┌─ Dataset records

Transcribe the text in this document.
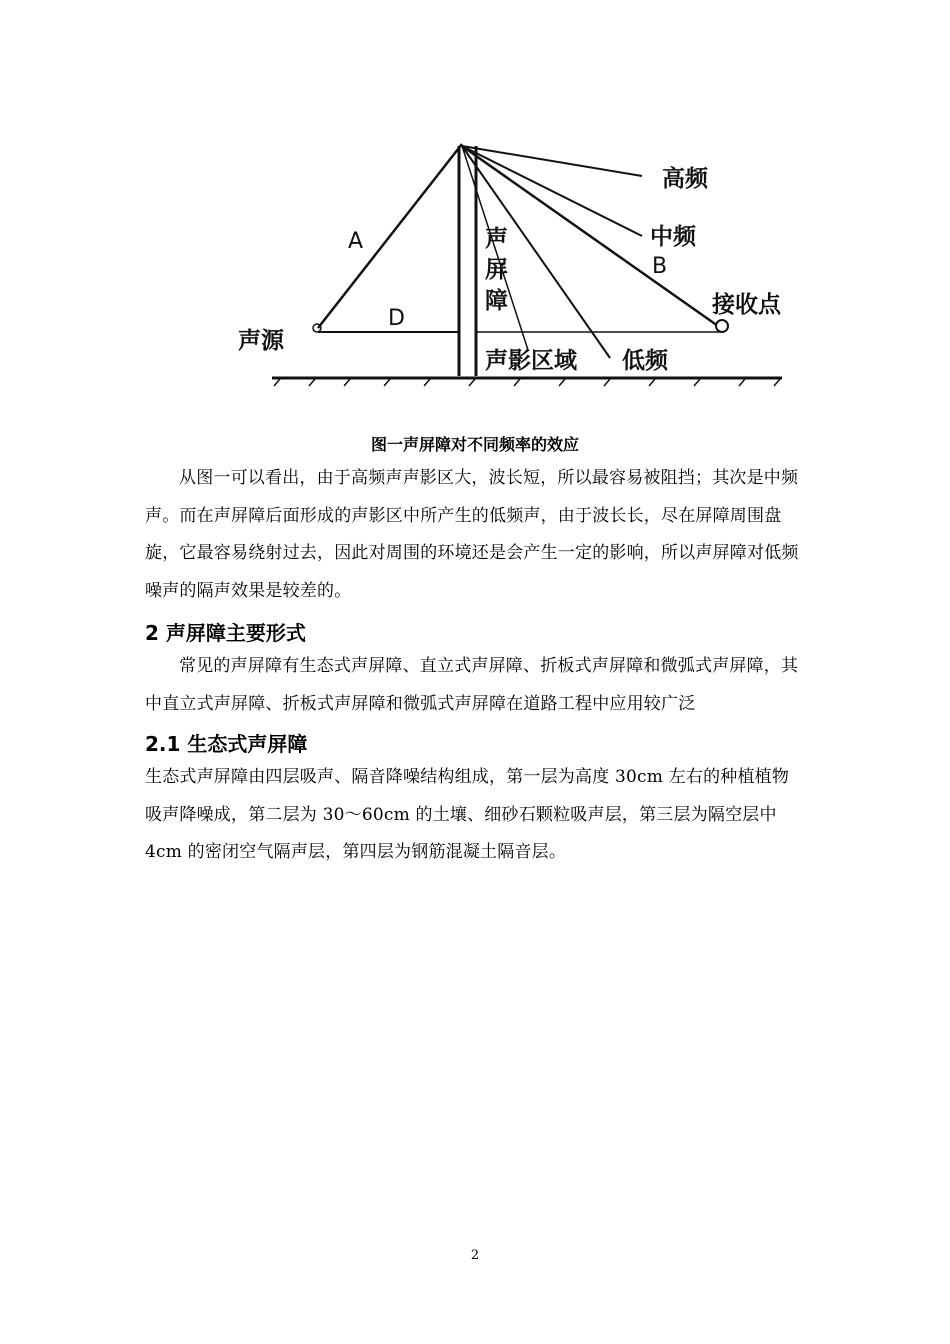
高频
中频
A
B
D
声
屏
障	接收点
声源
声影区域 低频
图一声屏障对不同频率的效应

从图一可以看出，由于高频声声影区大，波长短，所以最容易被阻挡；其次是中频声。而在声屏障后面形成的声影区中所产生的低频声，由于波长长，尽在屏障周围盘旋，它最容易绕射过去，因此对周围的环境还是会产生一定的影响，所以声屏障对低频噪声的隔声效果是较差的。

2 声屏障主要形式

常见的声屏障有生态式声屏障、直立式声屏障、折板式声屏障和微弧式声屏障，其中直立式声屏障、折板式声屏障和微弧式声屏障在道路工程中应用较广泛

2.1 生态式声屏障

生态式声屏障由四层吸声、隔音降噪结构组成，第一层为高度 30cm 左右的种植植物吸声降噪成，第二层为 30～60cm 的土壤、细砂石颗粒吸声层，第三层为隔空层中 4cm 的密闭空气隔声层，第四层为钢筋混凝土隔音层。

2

└─

- _What the exercise asks_
Transcribe every line in the entries above, taking out only the images.

- _Written response_
Transcribe the text in this document.
高频
中频
A
B
D
声
屏
障	接收点
声源
声影区域 低频
图一声屏障对不同频率的效应

从图一可以看出，由于高频声声影区大，波长短，所以最容易被阻挡；其次是中频声。而在声屏障后面形成的声影区中所产生的低频声，由于波长长，尽在屏障周围盘旋，它最容易绕射过去，因此对周围的环境还是会产生一定的影响，所以声屏障对低频噪声的隔声效果是较差的。

2 声屏障主要形式

常见的声屏障有生态式声屏障、直立式声屏障、折板式声屏障和微弧式声屏障，其中直立式声屏障、折板式声屏障和微弧式声屏障在道路工程中应用较广泛

2.1 生态式声屏障

生态式声屏障由四层吸声、隔音降噪结构组成，第一层为高度 30cm 左右的种植植物吸声降噪成，第二层为 30～60cm 的土壤、细砂石颗粒吸声层，第三层为隔空层中 4cm 的密闭空气隔声层，第四层为钢筋混凝土隔音层。

2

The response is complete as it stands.